What you are asked to do. Examine the records and identify each line that includes the string "브레이크". Copy those lines.
start Task inputs
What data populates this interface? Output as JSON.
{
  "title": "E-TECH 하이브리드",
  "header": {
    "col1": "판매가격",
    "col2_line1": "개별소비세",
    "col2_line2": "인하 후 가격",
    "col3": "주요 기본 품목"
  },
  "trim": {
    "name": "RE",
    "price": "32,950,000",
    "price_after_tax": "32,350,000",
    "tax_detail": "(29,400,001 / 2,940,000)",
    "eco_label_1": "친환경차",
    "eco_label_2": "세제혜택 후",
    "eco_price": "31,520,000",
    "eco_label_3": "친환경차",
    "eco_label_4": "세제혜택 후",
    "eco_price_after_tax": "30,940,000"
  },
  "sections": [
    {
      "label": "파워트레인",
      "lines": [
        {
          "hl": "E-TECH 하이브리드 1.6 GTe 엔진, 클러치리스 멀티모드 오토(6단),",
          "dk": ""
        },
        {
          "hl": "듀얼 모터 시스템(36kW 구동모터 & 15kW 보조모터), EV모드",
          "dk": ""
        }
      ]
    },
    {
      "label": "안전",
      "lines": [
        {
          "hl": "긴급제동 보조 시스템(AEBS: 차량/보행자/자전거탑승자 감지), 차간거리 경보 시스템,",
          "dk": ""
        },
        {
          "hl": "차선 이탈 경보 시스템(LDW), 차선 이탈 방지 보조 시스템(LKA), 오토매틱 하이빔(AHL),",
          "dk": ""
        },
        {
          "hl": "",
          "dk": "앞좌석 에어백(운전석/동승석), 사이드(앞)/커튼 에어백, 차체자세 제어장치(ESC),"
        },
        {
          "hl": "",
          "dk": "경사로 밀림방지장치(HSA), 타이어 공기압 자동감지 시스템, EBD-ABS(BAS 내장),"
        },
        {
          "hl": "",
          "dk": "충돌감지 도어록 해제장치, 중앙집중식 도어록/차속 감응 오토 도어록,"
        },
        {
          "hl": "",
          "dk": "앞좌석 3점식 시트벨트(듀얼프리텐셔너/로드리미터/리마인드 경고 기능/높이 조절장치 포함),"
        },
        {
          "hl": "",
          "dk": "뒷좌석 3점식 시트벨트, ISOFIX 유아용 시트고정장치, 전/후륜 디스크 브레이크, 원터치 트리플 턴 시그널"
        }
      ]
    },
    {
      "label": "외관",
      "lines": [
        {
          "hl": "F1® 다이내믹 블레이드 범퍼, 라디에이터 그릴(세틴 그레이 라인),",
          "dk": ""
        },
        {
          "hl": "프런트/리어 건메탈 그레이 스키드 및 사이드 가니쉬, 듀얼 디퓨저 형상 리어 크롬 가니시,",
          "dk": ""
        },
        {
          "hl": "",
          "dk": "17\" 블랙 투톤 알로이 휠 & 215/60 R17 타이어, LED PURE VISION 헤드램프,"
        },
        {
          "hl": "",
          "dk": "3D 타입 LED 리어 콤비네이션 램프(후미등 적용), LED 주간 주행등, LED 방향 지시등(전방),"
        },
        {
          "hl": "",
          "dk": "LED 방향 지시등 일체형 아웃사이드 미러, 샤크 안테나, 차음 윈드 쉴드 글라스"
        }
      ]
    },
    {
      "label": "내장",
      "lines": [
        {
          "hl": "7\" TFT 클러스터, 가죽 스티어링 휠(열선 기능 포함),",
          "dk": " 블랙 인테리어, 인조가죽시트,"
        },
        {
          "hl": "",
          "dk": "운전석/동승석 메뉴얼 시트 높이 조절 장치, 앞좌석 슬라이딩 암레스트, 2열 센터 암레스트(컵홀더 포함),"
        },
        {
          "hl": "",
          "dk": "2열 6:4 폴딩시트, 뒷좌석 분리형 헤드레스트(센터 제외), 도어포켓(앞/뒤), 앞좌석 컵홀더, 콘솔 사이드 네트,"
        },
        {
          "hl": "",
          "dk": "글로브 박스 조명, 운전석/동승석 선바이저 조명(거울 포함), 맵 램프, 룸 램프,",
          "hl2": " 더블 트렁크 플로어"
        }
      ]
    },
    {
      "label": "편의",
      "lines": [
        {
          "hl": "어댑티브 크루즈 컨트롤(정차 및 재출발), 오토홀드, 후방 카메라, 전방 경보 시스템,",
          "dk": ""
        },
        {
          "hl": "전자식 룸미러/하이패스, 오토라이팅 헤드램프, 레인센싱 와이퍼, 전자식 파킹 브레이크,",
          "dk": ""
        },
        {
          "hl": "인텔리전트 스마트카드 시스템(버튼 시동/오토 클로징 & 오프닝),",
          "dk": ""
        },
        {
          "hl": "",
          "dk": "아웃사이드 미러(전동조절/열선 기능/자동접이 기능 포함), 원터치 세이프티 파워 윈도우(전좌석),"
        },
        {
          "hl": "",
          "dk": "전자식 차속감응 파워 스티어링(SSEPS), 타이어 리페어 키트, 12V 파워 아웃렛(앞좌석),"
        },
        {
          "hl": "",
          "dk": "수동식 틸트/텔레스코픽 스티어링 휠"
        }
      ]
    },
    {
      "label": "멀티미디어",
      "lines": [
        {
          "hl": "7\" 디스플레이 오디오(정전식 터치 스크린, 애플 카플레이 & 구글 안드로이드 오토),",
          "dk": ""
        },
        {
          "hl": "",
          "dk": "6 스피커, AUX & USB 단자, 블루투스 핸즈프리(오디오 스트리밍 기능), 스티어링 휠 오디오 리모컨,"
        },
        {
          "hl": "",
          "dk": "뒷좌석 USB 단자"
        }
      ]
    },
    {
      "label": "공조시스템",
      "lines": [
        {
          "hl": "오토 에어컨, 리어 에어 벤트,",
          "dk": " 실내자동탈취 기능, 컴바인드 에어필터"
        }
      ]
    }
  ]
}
end Task inputs
Full solution.
          "dk": "뒷좌석 3점식 시트벨트, ISOFIX 유아용 시트고정장치, 전/후륜 디스크 브레이크, 원터치 트리플 턴 시그널"
          "hl": "전자식 룸미러/하이패스, 오토라이팅 헤드램프, 레인센싱 와이퍼, 전자식 파킹 브레이크,",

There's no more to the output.